Rows from a dataset:

====

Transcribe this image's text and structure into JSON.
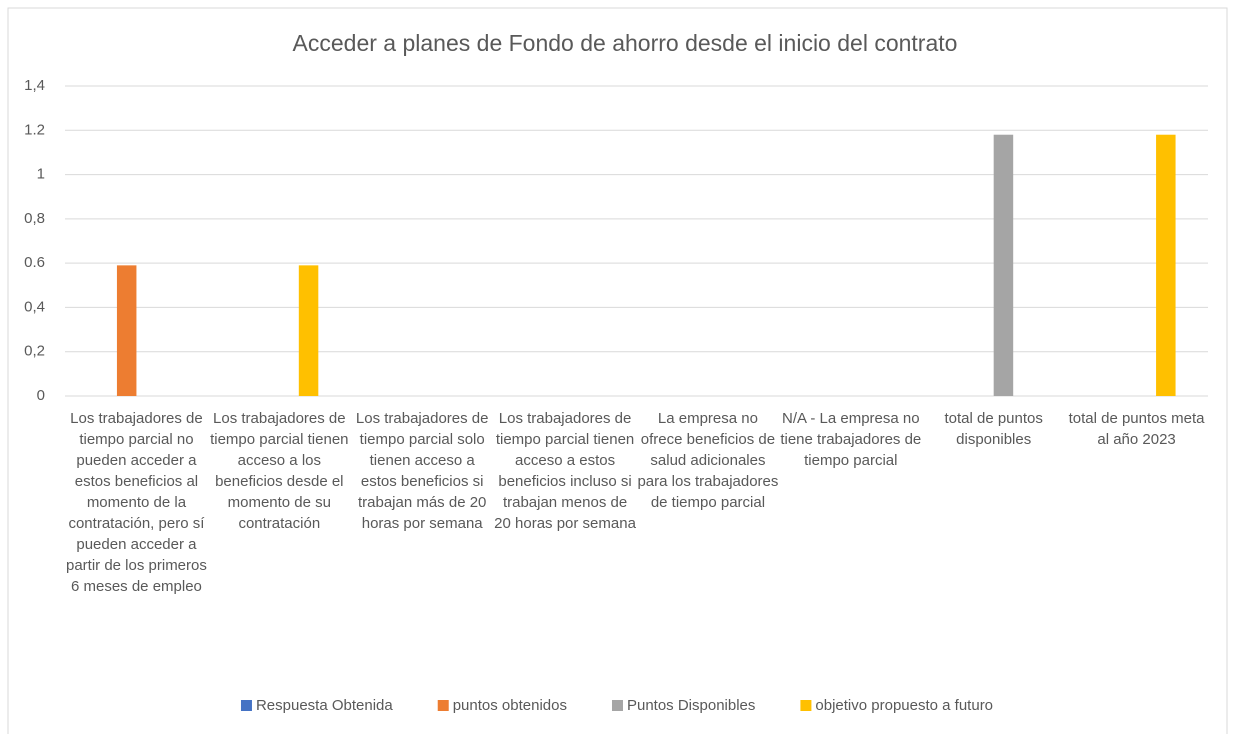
{
  "chart_data": {
    "type": "bar",
    "title": "Acceder a planes de Fondo de ahorro desde el inicio del contrato",
    "categories": [
      "Los trabajadores de tiempo parcial no pueden acceder a estos beneficios al momento de la contratación, pero sí pueden acceder a partir de los primeros 6 meses de empleo",
      "Los trabajadores de tiempo parcial tienen acceso a los beneficios desde el momento de su contratación",
      "Los trabajadores de tiempo parcial solo tienen acceso a estos beneficios si trabajan más de 20 horas por semana",
      "Los trabajadores de tiempo parcial tienen acceso a estos beneficios incluso si trabajan menos de 20 horas por semana",
      "La empresa no ofrece beneficios de salud adicionales para los trabajadores de tiempo parcial",
      "N/A - La empresa no tiene trabajadores de tiempo parcial",
      "total de puntos disponibles",
      "total de puntos meta al año 2023"
    ],
    "series": [
      {
        "name": "Respuesta Obtenida",
        "color": "#4472c4",
        "values": [
          0,
          0,
          0,
          0,
          0,
          0,
          0,
          0
        ]
      },
      {
        "name": "puntos obtenidos",
        "color": "#ed7d31",
        "values": [
          0.59,
          0,
          0,
          0,
          0,
          0,
          0,
          0
        ]
      },
      {
        "name": "Puntos Disponibles",
        "color": "#a5a5a5",
        "values": [
          0,
          0,
          0,
          0,
          0,
          0,
          1.18,
          0
        ]
      },
      {
        "name": "objetivo propuesto a futuro",
        "color": "#ffc000",
        "values": [
          0,
          0.59,
          0,
          0,
          0,
          0,
          0,
          1.18
        ]
      }
    ],
    "ylim": [
      0,
      1.4
    ],
    "yticks": [
      0,
      {
        "value": 0.2,
        "label": "0,2"
      },
      {
        "value": 0.4,
        "label": "0,4"
      },
      0.6,
      {
        "value": 0.8,
        "label": "0,8"
      },
      1,
      1.2,
      {
        "value": 1.4,
        "label": "1,4"
      }
    ],
    "grid": true,
    "legend": "bottom"
  }
}
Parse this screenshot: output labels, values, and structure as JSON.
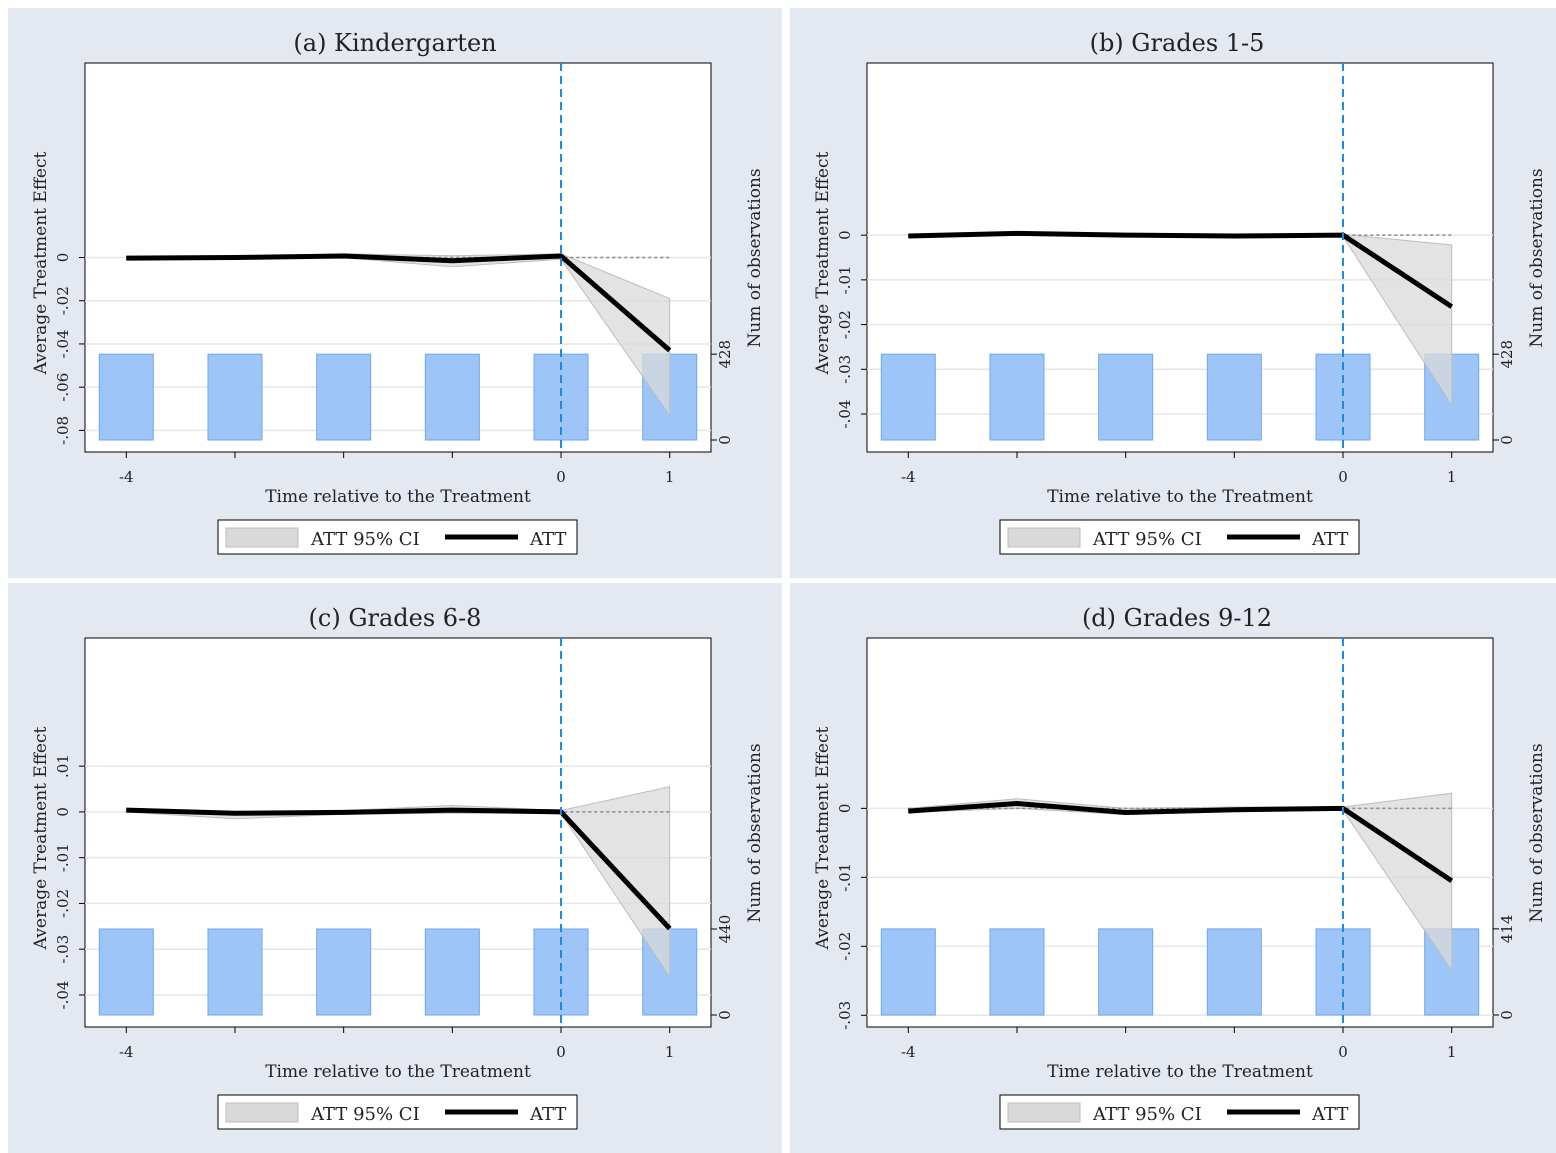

====

■ Problem to work on: Copy out every line from the material above in which the word "this" appears.

■ Finished exercise:
Transcribe this image's text and structure into JSON.
Parse this screenshot: output labels, values, and structure as JSON.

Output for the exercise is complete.